**RECORDS FOR THE TASK:**
------------------------------------------------------------

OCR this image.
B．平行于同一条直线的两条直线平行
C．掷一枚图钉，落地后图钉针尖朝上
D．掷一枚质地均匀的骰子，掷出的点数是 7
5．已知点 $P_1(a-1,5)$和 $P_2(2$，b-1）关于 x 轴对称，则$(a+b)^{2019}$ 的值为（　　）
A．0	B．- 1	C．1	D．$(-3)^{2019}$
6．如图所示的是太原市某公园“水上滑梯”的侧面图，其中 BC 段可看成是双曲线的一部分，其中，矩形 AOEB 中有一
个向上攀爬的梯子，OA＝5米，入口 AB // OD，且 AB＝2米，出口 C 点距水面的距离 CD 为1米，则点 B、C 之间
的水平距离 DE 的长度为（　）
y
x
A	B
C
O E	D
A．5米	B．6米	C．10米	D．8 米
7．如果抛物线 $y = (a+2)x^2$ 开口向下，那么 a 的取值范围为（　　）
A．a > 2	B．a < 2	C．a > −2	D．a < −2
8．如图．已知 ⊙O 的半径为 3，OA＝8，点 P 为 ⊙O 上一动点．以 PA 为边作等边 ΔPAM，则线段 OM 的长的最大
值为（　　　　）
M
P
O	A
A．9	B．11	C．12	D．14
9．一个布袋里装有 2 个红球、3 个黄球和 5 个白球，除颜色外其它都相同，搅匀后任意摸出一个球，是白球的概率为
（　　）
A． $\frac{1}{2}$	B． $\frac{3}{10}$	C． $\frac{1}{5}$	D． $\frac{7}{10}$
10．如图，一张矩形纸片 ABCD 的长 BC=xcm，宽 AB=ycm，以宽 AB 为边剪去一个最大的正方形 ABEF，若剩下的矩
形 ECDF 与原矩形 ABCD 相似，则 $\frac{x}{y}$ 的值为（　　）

------------------------------------------------------------

**TASK GOAL:** Write every entry out again exactly.

**ANSWER FOR THE TASK:**
OCR this image.
B．平行于同一条直线的两条直线平行
C．掷一枚图钉，落地后图钉针尖朝上
D．掷一枚质地均匀的骰子，掷出的点数是 7
5．已知点 $P_1(a-1,5)$和 $P_2(2$，b-1）关于 x 轴对称，则$(a+b)^{2019}$ 的值为（　　）
A．0	B．- 1	C．1	D．$(-3)^{2019}$
6．如图所示的是太原市某公园“水上滑梯”的侧面图，其中 BC 段可看成是双曲线的一部分，其中，矩形 AOEB 中有一
个向上攀爬的梯子，OA＝5米，入口 AB // OD，且 AB＝2米，出口 C 点距水面的距离 CD 为1米，则点 B、C 之间
的水平距离 DE 的长度为（　）
y
x
A	B
C
O E	D
A．5米	B．6米	C．10米	D．8 米
7．如果抛物线 $y = (a+2)x^2$ 开口向下，那么 a 的取值范围为（　　）
A．a > 2	B．a < 2	C．a > −2	D．a < −2
8．如图．已知 ⊙O 的半径为 3，OA＝8，点 P 为 ⊙O 上一动点．以 PA 为边作等边 ΔPAM，则线段 OM 的长的最大
值为（　　　　）
M
P
O	A
A．9	B．11	C．12	D．14
9．一个布袋里装有 2 个红球、3 个黄球和 5 个白球，除颜色外其它都相同，搅匀后任意摸出一个球，是白球的概率为
（　　）
A． $\frac{1}{2}$	B． $\frac{3}{10}$	C． $\frac{1}{5}$	D． $\frac{7}{10}$
10．如图，一张矩形纸片 ABCD 的长 BC=xcm，宽 AB=ycm，以宽 AB 为边剪去一个最大的正方形 ABEF，若剩下的矩
形 ECDF 与原矩形 ABCD 相似，则 $\frac{x}{y}$ 的值为（　　）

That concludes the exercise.